> _Data lines_:
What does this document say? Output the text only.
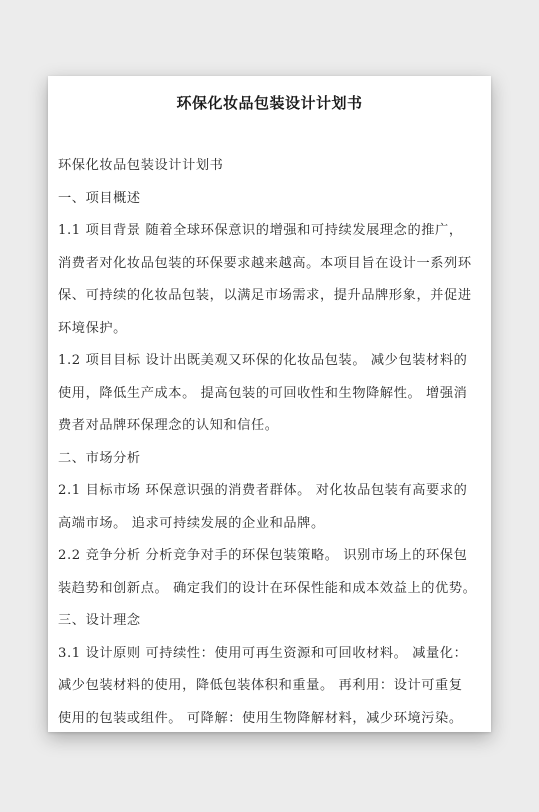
环保化妆品包装设计计划书
环保化妆品包装设计计划书
一、项目概述
1.1 项目背景 随着全球环保意识的增强和可持续发展理念的推广，
消费者对化妆品包装的环保要求越来越高。本项目旨在设计一系列环
保、可持续的化妆品包装，以满足市场需求，提升品牌形象，并促进
环境保护。
1.2 项目目标 设计出既美观又环保的化妆品包装。 减少包装材料的
使用，降低生产成本。 提高包装的可回收性和生物降解性。 增强消
费者对品牌环保理念的认知和信任。
二、市场分析
2.1 目标市场 环保意识强的消费者群体。 对化妆品包装有高要求的
高端市场。 追求可持续发展的企业和品牌。
2.2 竞争分析 分析竞争对手的环保包装策略。 识别市场上的环保包
装趋势和创新点。 确定我们的设计在环保性能和成本效益上的优势。
三、设计理念
3.1 设计原则 可持续性：使用可再生资源和可回收材料。 减量化：
减少包装材料的使用，降低包装体积和重量。 再利用：设计可重复
使用的包装或组件。 可降解：使用生物降解材料，减少环境污染。
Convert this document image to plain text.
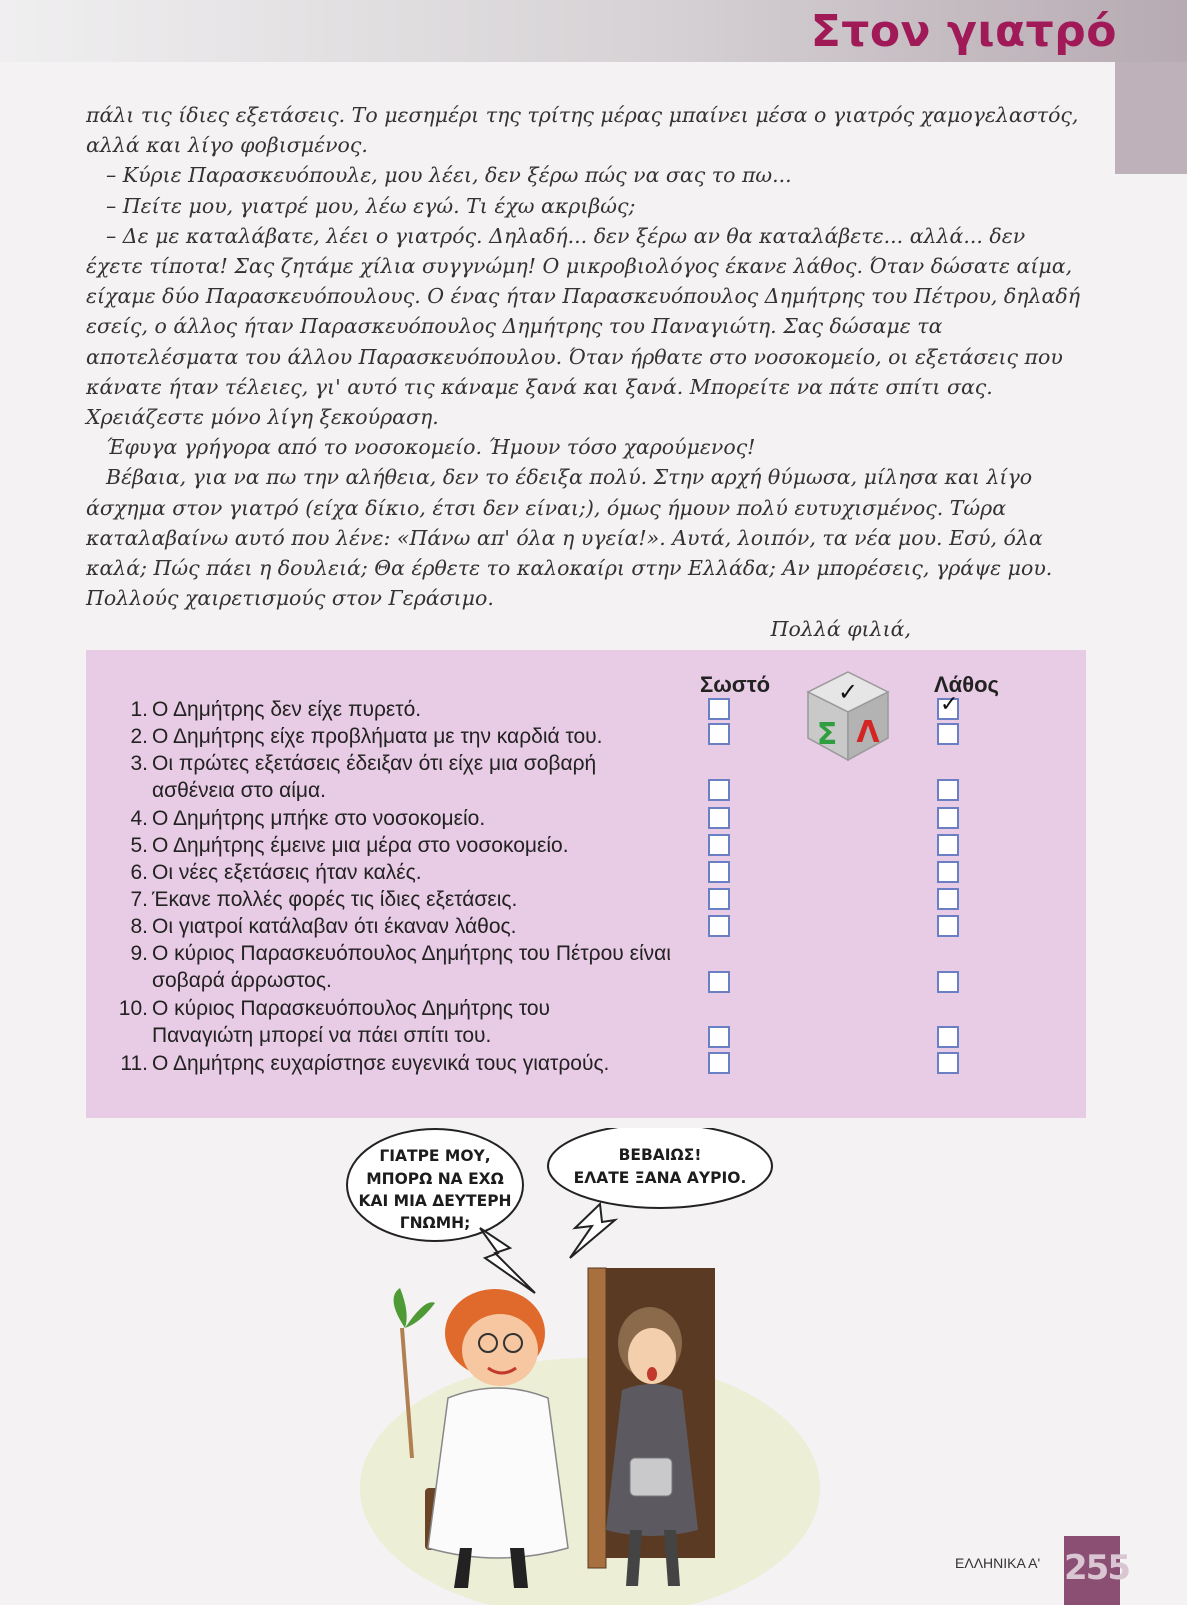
Στον γιατρό

πάλι τις ίδιες εξετάσεις. Το μεσημέρι της τρίτης μέρας μπαίνει μέσα ο γιατρός χαμογελαστός, αλλά και λίγο φοβισμένος.

– Κύριε Παρασκευόπουλε, μου λέει, δεν ξέρω πώς να σας το πω...

– Πείτε μου, γιατρέ μου, λέω εγώ. Τι έχω ακριβώς;

– Δε με καταλάβατε, λέει ο γιατρός. Δηλαδή... δεν ξέρω αν θα καταλάβετε... αλλά... δεν έχετε τίποτα! Σας ζητάμε χίλια συγγνώμη! Ο μικροβιολόγος έκανε λάθος. Όταν δώσατε αίμα, είχαμε δύο Παρασκευόπουλους. Ο ένας ήταν Παρασκευόπουλος Δημήτρης του Πέτρου, δηλαδή εσείς, ο άλλος ήταν Παρασκευόπουλος Δημήτρης του Παναγιώτη. Σας δώσαμε τα αποτελέσματα του άλλου Παρασκευόπουλου. Όταν ήρθατε στο νοσοκομείο, οι εξετάσεις που κάνατε ήταν τέλειες, γι' αυτό τις κάναμε ξανά και ξανά. Μπορείτε να πάτε σπίτι σας. Χρειάζεστε μόνο λίγη ξεκούραση.

Έφυγα γρήγορα από το νοσοκομείο. Ήμουν τόσο χαρούμενος!

Βέβαια, για να πω την αλήθεια, δεν το έδειξα πολύ. Στην αρχή θύμωσα, μίλησα και λίγο άσχημα στον γιατρό (είχα δίκιο, έτσι δεν είναι;), όμως ήμουν πολύ ευτυχισμένος. Τώρα καταλαβαίνω αυτό που λένε: «Πάνω απ' όλα η υγεία!». Αυτά, λοιπόν, τα νέα μου. Εσύ, όλα καλά; Πώς πάει η δουλειά; Θα έρθετε το καλοκαίρι στην Ελλάδα; Αν μπορέσεις, γράψε μου. Πολλούς χαιρετισμούς στον Γεράσιμο.

Πολλά φιλιά,
Σωστό	Λάθος
✓
Σ Λ
1. Ο Δημήτρης δεν είχε πυρετό.
2. Ο Δημήτρης είχε προβλήματα με την καρδιά του.
3. Οι πρώτες εξετάσεις έδειξαν ότι είχε μια σοβαρή ασθένεια στο αίμα.
4. Ο Δημήτρης μπήκε στο νοσοκομείο.
5. Ο Δημήτρης έμεινε μια μέρα στο νοσοκομείο.
6. Οι νέες εξετάσεις ήταν καλές.
7. Έκανε πολλές φορές τις ίδιες εξετάσεις.
8. Οι γιατροί κατάλαβαν ότι έκαναν λάθος.
9. Ο κύριος Παρασκευόπουλος Δημήτρης του Πέτρου είναι σοβαρά άρρωστος.
10. Ο κύριος Παρασκευόπουλος Δημήτρης του Παναγιώτη μπορεί να πάει σπίτι του.
11. Ο Δημήτρης ευχαρίστησε ευγενικά τους γιατρούς.
✓
ΓΙΑΤΡΕ ΜΟΥ,
ΜΠΟΡΩ ΝΑ ΕΧΩ
ΚΑΙ ΜΙΑ ΔΕΥΤΕΡΗ
ΓΝΩΜΗ;
ΒΕΒΑΙΩΣ!
ΕΛΑΤΕ ΞΑΝΑ ΑΥΡΙΟ.
ΕΛΛΗΝΙΚΑ Α' 255
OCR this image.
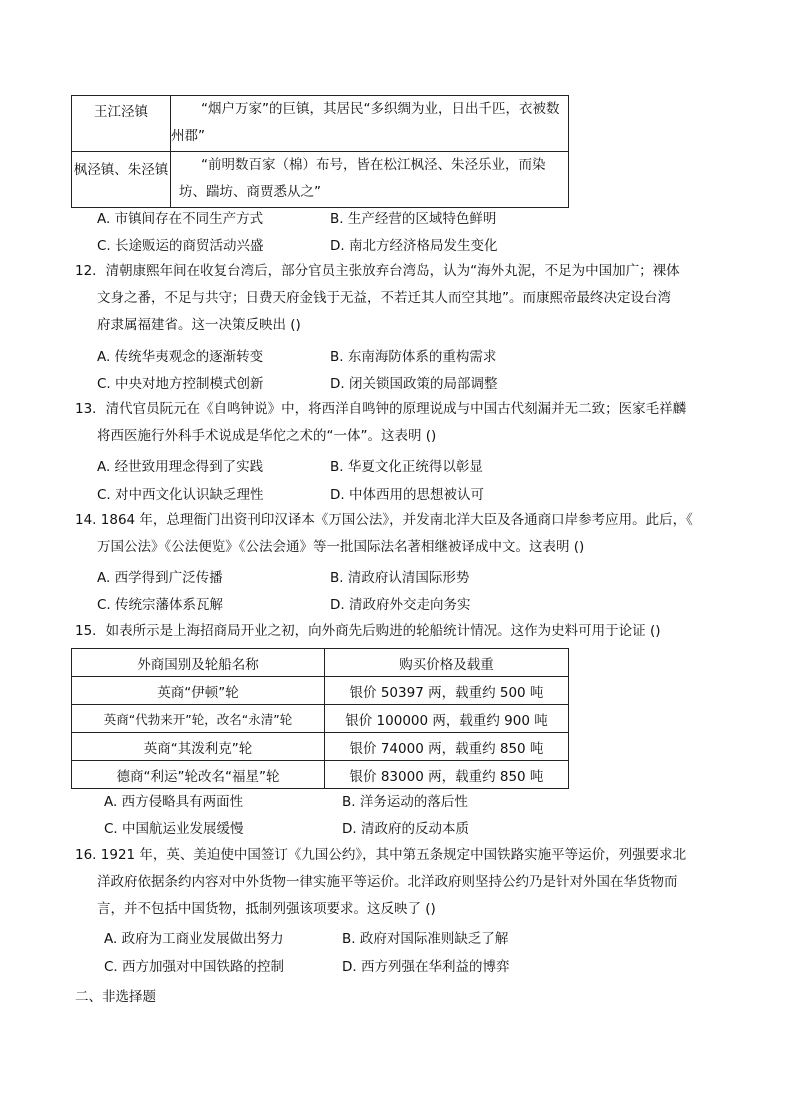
王江泾镇	“烟户万家”的巨镇，其居民“多织绸为业，日出千匹，衣被数
州郡”

枫泾镇、朱泾镇	“前明数百家（棉）布号，皆在松江枫泾、朱泾乐业，而染
坊、踹坊、商贾悉从之”
A. 市镇间存在不同生产方式	B. 生产经营的区域特色鲜明
C. 长途贩运的商贸活动兴盛	D. 南北方经济格局发生变化
12．清朝康熙年间在收复台湾后，部分官员主张放弃台湾岛，认为“海外丸泥，不足为中国加广；裸体
文身之番，不足与共守；日费天府金钱于无益，不若迁其人而空其地”。而康熙帝最终决定设台湾
府隶属福建省。这一决策反映出 ()
A. 传统华夷观念的逐渐转变	B. 东南海防体系的重构需求
C. 中央对地方控制模式创新	D. 闭关锁国政策的局部调整
13．清代官员阮元在《自鸣钟说》中，将西洋自鸣钟的原理说成与中国古代刻漏并无二致；医家毛祥麟
将西医施行外科手术说成是华佗之术的“一体”。这表明 ()
A. 经世致用理念得到了实践	B. 华夏文化正统得以彰显
C. 对中西文化认识缺乏理性	D. 中体西用的思想被认可
14. 1864 年，总理衙门出资刊印汉译本《万国公法》，并发南北洋大臣及各通商口岸参考应用。此后，《
万国公法》《公法便览》《公法会通》等一批国际法名著相继被译成中文。这表明 ()
A. 西学得到广泛传播	B. 清政府认清国际形势
C. 传统宗藩体系瓦解	D. 清政府外交走向务实
15．如表所示是上海招商局开业之初，向外商先后购进的轮船统计情况。这作为史料可用于论证 ()
外商国别及轮船名称	购买价格及载重
英商“伊顿”轮	银价 50397 两，载重约 500 吨
英商“代勃来开”轮，改名“永清”轮	银价 100000 两，载重约 900 吨
英商“其泼利克”轮	银价 74000 两，载重约 850 吨
德商“利运”轮改名“福星”轮	银价 83000 两，载重约 850 吨
A. 西方侵略具有两面性	B. 洋务运动的落后性
C. 中国航运业发展缓慢	D. 清政府的反动本质
16. 1921 年，英、美迫使中国签订《九国公约》，其中第五条规定中国铁路实施平等运价，列强要求北
洋政府依据条约内容对中外货物一律实施平等运价。北洋政府则坚持公约乃是针对外国在华货物而
言，并不包括中国货物，抵制列强该项要求。这反映了 ()
A. 政府为工商业发展做出努力	B. 政府对国际准则缺乏了解
C. 西方加强对中国铁路的控制	D. 西方列强在华利益的博弈
二、非选择题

> _Task goal_:
An exact transcription of all the entries is required, without the pictures.

> _Full response_:
What does this document say? Output the text only.
环保化妆品包装设计计划书
环保化妆品包装设计计划书
一、项目概述
1.1 项目背景 随着全球环保意识的增强和可持续发展理念的推广，
消费者对化妆品包装的环保要求越来越高。本项目旨在设计一系列环
保、可持续的化妆品包装，以满足市场需求，提升品牌形象，并促进
环境保护。
1.2 项目目标 设计出既美观又环保的化妆品包装。 减少包装材料的
使用，降低生产成本。 提高包装的可回收性和生物降解性。 增强消
费者对品牌环保理念的认知和信任。
二、市场分析
2.1 目标市场 环保意识强的消费者群体。 对化妆品包装有高要求的
高端市场。 追求可持续发展的企业和品牌。
2.2 竞争分析 分析竞争对手的环保包装策略。 识别市场上的环保包
装趋势和创新点。 确定我们的设计在环保性能和成本效益上的优势。
三、设计理念
3.1 设计原则 可持续性：使用可再生资源和可回收材料。 减量化：
减少包装材料的使用，降低包装体积和重量。 再利用：设计可重复
使用的包装或组件。 可降解：使用生物降解材料，减少环境污染。
Convert this document image to plain text.
Στον γιατρό

πάλι τις ίδιες εξετάσεις. Το μεσημέρι της τρίτης μέρας μπαίνει μέσα ο γιατρός χαμογελαστός, αλλά και λίγο φοβισμένος.

– Κύριε Παρασκευόπουλε, μου λέει, δεν ξέρω πώς να σας το πω...

– Πείτε μου, γιατρέ μου, λέω εγώ. Τι έχω ακριβώς;

– Δε με καταλάβατε, λέει ο γιατρός. Δηλαδή... δεν ξέρω αν θα καταλάβετε... αλλά... δεν έχετε τίποτα! Σας ζητάμε χίλια συγγνώμη! Ο μικροβιολόγος έκανε λάθος. Όταν δώσατε αίμα, είχαμε δύο Παρασκευόπουλους. Ο ένας ήταν Παρασκευόπουλος Δημήτρης του Πέτρου, δηλαδή εσείς, ο άλλος ήταν Παρασκευόπουλος Δημήτρης του Παναγιώτη. Σας δώσαμε τα αποτελέσματα του άλλου Παρασκευόπουλου. Όταν ήρθατε στο νοσοκομείο, οι εξετάσεις που κάνατε ήταν τέλειες, γι' αυτό τις κάναμε ξανά και ξανά. Μπορείτε να πάτε σπίτι σας. Χρειάζεστε μόνο λίγη ξεκούραση.

Έφυγα γρήγορα από το νοσοκομείο. Ήμουν τόσο χαρούμενος!

Βέβαια, για να πω την αλήθεια, δεν το έδειξα πολύ. Στην αρχή θύμωσα, μίλησα και λίγο άσχημα στον γιατρό (είχα δίκιο, έτσι δεν είναι;), όμως ήμουν πολύ ευτυχισμένος. Τώρα καταλαβαίνω αυτό που λένε: «Πάνω απ' όλα η υγεία!». Αυτά, λοιπόν, τα νέα μου. Εσύ, όλα καλά; Πώς πάει η δουλειά; Θα έρθετε το καλοκαίρι στην Ελλάδα; Αν μπορέσεις, γράψε μου. Πολλούς χαιρετισμούς στον Γεράσιμο.

Πολλά φιλιά,
Σωστό	Λάθος
✓
Σ Λ
1. Ο Δημήτρης δεν είχε πυρετό.
2. Ο Δημήτρης είχε προβλήματα με την καρδιά του.
3. Οι πρώτες εξετάσεις έδειξαν ότι είχε μια σοβαρή ασθένεια στο αίμα.
4. Ο Δημήτρης μπήκε στο νοσοκομείο.
5. Ο Δημήτρης έμεινε μια μέρα στο νοσοκομείο.
6. Οι νέες εξετάσεις ήταν καλές.
7. Έκανε πολλές φορές τις ίδιες εξετάσεις.
8. Οι γιατροί κατάλαβαν ότι έκαναν λάθος.
9. Ο κύριος Παρασκευόπουλος Δημήτρης του Πέτρου είναι σοβαρά άρρωστος.
10. Ο κύριος Παρασκευόπουλος Δημήτρης του Παναγιώτη μπορεί να πάει σπίτι του.
11. Ο Δημήτρης ευχαρίστησε ευγενικά τους γιατρούς.
✓
ΓΙΑΤΡΕ ΜΟΥ,
ΜΠΟΡΩ ΝΑ ΕΧΩ
ΚΑΙ ΜΙΑ ΔΕΥΤΕΡΗ
ΓΝΩΜΗ;
ΒΕΒΑΙΩΣ!
ΕΛΑΤΕ ΞΑΝΑ ΑΥΡΙΟ.
ΕΛΛΗΝΙΚΑ Α' 255
OCR this image.
王江泾镇	“烟户万家”的巨镇，其居民“多织绸为业，日出千匹，衣被数
州郡”

枫泾镇、朱泾镇	“前明数百家（棉）布号，皆在松江枫泾、朱泾乐业，而染
坊、踹坊、商贾悉从之”
A. 市镇间存在不同生产方式	B. 生产经营的区域特色鲜明
C. 长途贩运的商贸活动兴盛	D. 南北方经济格局发生变化
12．清朝康熙年间在收复台湾后，部分官员主张放弃台湾岛，认为“海外丸泥，不足为中国加广；裸体
文身之番，不足与共守；日费天府金钱于无益，不若迁其人而空其地”。而康熙帝最终决定设台湾
府隶属福建省。这一决策反映出 ()
A. 传统华夷观念的逐渐转变	B. 东南海防体系的重构需求
C. 中央对地方控制模式创新	D. 闭关锁国政策的局部调整
13．清代官员阮元在《自鸣钟说》中，将西洋自鸣钟的原理说成与中国古代刻漏并无二致；医家毛祥麟
将西医施行外科手术说成是华佗之术的“一体”。这表明 ()
A. 经世致用理念得到了实践	B. 华夏文化正统得以彰显
C. 对中西文化认识缺乏理性	D. 中体西用的思想被认可
14. 1864 年，总理衙门出资刊印汉译本《万国公法》，并发南北洋大臣及各通商口岸参考应用。此后，《
万国公法》《公法便览》《公法会通》等一批国际法名著相继被译成中文。这表明 ()
A. 西学得到广泛传播	B. 清政府认清国际形势
C. 传统宗藩体系瓦解	D. 清政府外交走向务实
15．如表所示是上海招商局开业之初，向外商先后购进的轮船统计情况。这作为史料可用于论证 ()
外商国别及轮船名称	购买价格及载重
英商“伊顿”轮	银价 50397 两，载重约 500 吨
英商“代勃来开”轮，改名“永清”轮	银价 100000 两，载重约 900 吨
英商“其泼利克”轮	银价 74000 两，载重约 850 吨
德商“利运”轮改名“福星”轮	银价 83000 两，载重约 850 吨
A. 西方侵略具有两面性	B. 洋务运动的落后性
C. 中国航运业发展缓慢	D. 清政府的反动本质
16. 1921 年，英、美迫使中国签订《九国公约》，其中第五条规定中国铁路实施平等运价，列强要求北
洋政府依据条约内容对中外货物一律实施平等运价。北洋政府则坚持公约乃是针对外国在华货物而
言，并不包括中国货物，抵制列强该项要求。这反映了 ()
A. 政府为工商业发展做出努力	B. 政府对国际准则缺乏了解
C. 西方加强对中国铁路的控制	D. 西方列强在华利益的博弈
二、非选择题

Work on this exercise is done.